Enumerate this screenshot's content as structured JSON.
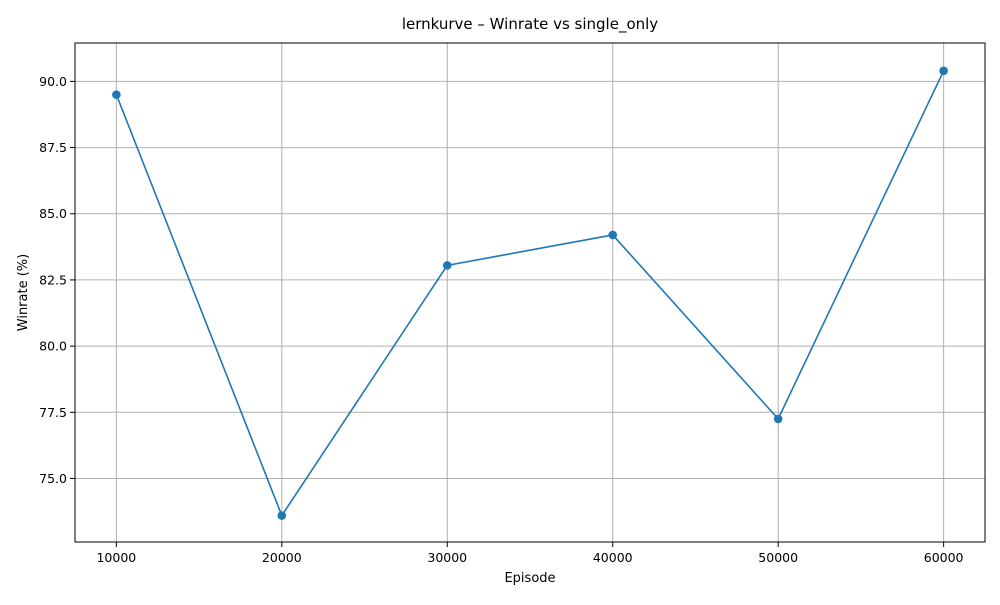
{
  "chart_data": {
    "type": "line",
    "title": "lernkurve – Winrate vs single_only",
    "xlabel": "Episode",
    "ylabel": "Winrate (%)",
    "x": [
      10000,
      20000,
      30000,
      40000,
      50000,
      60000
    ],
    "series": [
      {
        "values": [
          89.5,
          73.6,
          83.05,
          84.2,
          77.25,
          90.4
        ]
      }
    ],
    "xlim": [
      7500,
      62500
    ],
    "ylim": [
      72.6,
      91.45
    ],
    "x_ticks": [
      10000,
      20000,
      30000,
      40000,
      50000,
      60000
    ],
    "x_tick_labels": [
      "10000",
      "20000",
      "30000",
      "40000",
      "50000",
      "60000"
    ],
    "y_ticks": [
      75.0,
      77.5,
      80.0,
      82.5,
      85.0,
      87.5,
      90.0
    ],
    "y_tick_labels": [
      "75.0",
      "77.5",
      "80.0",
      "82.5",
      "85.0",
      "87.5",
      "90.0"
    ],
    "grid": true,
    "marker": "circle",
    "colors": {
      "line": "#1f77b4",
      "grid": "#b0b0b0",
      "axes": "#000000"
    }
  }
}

=======

● The task: State how many lines of the listing above hold the word "Winrate", with nothing but the number.

● Solution below: 2